How it all began and why
Es fing alles an mit einer Ausstellung im Haus der Kulturen der Welt im Jahr 2004, zu der mich mein damaliger Freund mitgeschleppt hatte. Ich studierte damals Kunst und wollte Malerin werden. Die Ausstellung hieß Contemporary Positions of Iranian Artists. Wir liessen den Teil mit der visuellen Kunst aus, wir waren spät dran und auch nicht sehr engagiert, aber wir schafften es noch zum Filmprogramm: zeitgenössische Dokumentarfilme von iranischen Filmemachern. Es wurde gerade ein Film gezeigt über junge Frauen, die in Teheran auf der Straße leben.
Es gab Interviews mit verschiedenen Leuten, mit Männern und Frauen, viele Stadtaufnahmen und Szenen in Parks. Ich glaube, weil die Frauen um die es ging, teilweise dort übernachteten. An den eigentlichen Film kann ich mich nicht wirklich erinnern. Er hat mich damals auch nicht umgehauen. Beziehungsweise konnte ich ihn wahrscheinlich gar nicht beurteilen, da mich in Wirklichkeit etwas anderes, nicht artikuliertes gebannt hatte. Der Film zeigte, dass es in einem Land, von dem ich gar nichts wußte, außer, dass da irgendwas mit Islam und Orient los war, eine derart riesige, moderne Stadt gab. Mit acht Millionen Einwohnern, Parks und U-Bahn. Und die Leute, die in dem Film zu Wort kamen, kamen mir ziemlich gewöhnlich vor und ihre Art zu reden und zu gestikulieren wirkte vertraut.

▸ **DATENSÄTZE**:
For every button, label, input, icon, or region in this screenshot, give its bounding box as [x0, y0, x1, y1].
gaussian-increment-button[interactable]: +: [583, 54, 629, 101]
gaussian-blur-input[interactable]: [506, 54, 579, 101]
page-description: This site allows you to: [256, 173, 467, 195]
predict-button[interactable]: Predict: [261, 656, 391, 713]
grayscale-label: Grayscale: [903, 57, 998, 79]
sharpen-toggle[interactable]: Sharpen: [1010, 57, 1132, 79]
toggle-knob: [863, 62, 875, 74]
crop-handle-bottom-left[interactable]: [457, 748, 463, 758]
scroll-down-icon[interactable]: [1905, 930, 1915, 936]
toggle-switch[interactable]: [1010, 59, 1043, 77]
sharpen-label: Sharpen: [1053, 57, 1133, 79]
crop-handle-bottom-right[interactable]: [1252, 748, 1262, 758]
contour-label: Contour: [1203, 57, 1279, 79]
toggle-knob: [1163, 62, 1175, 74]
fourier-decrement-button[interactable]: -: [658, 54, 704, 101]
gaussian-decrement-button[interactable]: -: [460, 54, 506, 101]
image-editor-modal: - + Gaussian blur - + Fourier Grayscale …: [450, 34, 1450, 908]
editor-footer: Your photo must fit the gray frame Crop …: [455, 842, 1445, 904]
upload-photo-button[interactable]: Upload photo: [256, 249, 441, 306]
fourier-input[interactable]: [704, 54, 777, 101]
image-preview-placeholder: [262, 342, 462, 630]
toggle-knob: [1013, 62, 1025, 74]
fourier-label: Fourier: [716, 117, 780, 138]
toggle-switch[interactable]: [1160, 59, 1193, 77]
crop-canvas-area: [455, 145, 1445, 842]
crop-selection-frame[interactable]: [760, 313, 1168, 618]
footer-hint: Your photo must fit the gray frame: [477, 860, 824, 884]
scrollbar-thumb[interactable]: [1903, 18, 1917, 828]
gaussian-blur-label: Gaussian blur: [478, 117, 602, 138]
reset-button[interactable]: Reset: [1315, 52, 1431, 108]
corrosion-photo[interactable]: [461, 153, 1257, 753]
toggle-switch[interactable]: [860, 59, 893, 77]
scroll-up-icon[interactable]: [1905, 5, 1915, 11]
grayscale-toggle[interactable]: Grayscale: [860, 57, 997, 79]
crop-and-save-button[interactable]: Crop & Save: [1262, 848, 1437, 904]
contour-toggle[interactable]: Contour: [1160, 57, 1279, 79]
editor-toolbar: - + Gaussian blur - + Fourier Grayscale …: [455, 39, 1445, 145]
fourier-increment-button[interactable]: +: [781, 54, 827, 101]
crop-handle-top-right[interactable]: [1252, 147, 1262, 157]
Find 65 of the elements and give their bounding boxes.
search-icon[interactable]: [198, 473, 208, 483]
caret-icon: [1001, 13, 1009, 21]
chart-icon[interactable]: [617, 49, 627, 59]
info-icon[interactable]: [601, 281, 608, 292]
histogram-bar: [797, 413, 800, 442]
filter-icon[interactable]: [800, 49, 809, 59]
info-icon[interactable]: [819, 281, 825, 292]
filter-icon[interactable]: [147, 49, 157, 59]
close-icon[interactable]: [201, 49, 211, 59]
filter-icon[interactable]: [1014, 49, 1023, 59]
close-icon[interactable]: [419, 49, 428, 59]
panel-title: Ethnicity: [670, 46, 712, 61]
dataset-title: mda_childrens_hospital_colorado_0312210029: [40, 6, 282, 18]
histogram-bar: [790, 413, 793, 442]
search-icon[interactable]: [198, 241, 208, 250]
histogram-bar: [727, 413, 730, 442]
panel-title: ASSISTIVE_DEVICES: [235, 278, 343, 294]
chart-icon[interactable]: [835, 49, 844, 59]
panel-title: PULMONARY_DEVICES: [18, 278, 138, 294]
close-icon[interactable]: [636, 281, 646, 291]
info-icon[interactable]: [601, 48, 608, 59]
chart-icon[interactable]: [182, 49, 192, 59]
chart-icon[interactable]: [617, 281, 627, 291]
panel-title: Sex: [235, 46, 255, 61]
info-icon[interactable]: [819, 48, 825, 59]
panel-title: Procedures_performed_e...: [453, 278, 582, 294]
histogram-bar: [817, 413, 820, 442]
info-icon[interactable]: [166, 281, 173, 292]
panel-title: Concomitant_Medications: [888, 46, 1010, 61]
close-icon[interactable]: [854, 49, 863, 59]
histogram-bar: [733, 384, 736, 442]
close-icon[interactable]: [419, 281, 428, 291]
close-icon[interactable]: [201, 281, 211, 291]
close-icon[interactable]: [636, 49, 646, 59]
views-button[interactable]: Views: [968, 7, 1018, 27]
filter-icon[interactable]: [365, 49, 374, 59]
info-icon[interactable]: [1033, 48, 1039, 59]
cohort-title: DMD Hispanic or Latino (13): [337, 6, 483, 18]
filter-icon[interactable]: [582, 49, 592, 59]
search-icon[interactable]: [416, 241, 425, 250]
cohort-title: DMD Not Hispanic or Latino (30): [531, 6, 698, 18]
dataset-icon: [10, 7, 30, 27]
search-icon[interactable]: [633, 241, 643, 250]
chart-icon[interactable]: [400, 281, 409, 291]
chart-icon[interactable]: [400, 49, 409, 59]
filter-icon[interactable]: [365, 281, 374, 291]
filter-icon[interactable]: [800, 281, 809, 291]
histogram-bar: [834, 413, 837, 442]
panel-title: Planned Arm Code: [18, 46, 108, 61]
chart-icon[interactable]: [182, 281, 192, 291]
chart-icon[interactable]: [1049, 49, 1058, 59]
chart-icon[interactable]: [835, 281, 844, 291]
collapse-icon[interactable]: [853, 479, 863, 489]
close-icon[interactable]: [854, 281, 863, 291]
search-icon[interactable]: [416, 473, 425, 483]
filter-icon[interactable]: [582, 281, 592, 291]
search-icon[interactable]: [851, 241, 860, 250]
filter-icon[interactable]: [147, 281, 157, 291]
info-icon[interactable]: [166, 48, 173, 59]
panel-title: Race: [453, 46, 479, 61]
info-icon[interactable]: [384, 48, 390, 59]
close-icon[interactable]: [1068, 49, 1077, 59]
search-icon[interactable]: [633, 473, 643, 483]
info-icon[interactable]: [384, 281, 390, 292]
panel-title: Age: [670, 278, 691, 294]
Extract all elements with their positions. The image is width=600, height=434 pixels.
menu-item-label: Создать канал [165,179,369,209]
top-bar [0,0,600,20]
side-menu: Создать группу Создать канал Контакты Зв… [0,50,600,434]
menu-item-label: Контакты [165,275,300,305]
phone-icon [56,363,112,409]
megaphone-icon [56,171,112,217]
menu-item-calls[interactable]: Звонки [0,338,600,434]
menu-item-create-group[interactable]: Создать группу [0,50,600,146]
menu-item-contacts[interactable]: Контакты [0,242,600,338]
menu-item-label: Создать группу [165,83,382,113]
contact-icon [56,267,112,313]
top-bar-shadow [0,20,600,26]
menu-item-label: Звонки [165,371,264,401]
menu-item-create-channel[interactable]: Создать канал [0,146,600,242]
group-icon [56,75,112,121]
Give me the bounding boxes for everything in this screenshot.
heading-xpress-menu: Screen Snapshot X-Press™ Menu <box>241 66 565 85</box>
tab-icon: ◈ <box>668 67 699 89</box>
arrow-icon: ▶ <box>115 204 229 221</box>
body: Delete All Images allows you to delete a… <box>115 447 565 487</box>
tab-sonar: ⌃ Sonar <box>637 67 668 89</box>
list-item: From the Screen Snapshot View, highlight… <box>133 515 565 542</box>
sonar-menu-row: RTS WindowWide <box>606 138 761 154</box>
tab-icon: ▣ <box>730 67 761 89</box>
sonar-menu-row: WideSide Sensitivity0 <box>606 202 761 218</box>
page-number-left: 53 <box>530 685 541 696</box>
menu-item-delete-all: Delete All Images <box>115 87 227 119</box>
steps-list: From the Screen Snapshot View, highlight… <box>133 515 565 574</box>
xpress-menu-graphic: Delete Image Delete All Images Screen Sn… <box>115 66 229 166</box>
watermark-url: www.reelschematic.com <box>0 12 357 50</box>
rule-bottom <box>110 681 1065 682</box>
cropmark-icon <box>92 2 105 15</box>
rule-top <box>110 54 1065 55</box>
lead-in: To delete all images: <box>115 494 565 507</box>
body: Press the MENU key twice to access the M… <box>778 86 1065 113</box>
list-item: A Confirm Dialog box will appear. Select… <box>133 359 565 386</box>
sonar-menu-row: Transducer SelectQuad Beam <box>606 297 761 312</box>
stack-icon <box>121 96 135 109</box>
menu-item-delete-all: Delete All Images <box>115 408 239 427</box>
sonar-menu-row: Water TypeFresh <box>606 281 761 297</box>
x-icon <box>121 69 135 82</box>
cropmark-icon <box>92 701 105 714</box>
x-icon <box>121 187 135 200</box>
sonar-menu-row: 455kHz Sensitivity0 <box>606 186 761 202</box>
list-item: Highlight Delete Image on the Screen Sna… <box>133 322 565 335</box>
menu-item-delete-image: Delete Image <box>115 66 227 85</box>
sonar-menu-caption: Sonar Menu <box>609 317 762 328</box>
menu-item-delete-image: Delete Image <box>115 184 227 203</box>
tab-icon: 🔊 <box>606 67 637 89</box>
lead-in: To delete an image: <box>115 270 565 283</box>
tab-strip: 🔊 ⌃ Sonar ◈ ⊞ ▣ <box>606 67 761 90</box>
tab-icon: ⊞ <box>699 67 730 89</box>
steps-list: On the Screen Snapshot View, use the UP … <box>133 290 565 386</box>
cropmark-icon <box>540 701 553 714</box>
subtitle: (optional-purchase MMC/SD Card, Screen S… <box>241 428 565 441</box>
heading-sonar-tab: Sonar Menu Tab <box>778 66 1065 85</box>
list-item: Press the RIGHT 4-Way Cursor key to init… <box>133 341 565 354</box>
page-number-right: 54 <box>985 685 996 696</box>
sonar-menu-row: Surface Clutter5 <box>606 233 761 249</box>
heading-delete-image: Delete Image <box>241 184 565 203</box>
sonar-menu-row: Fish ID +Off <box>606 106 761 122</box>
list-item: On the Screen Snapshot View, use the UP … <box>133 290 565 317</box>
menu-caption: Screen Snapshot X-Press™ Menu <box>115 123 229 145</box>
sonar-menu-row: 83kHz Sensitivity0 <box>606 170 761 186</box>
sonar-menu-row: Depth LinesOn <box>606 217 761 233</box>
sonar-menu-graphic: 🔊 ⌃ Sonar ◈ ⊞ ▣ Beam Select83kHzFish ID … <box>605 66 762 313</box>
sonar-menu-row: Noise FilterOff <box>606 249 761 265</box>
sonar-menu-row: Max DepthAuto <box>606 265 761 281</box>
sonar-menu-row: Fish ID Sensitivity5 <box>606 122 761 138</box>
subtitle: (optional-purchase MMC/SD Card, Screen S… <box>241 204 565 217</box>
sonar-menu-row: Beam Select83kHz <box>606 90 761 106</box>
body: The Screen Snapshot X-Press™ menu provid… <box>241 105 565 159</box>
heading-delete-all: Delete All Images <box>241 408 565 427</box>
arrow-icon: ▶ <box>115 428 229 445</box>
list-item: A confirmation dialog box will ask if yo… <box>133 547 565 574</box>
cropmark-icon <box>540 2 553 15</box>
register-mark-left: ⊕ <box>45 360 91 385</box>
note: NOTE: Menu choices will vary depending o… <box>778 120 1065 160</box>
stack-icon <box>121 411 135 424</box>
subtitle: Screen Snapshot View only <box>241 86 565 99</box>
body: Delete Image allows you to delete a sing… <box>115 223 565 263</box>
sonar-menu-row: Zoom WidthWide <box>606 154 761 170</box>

▸ **AUFGABEN BEARBEITEN**:
1. Beantworte anhand des Auszugs kurz:
(a) In welchem Jahr fand die Ausstellung im Haus der Kulturen der Welt statt?
(b) Unter welchem Titel lief diese Ausstellung?
(c) Wie viele Einwohner hatte die Stadt, die der Film zeigte?
2. Fasse den Auszug in zwei Sätzen zusammen.
Stütze dich nur auf den Auszug, nicht auf das Material.

▸ **ANTWORTEN UNTEN**:
1.
(a) 2004
(b) Contemporary Positions of Iranian Artists
(c) Acht Millionen

2. Im Jahr 2004 besuchte die erzählende Person mit ihrem damaligen Freund eine Ausstellung iranischer Künstler im Haus der Kulturen der Welt und sah dort einen Dokumentarfilm über junge Frauen, die in Teheran auf der Straße leben. An den Film selbst erinnert sie sich kaum; gebannt hatte sie vielmehr, dass es in diesem Land eine riesige, moderne Stadt mit Parks und U-Bahn gab und dass die Menschen im Film vertraut wirkten.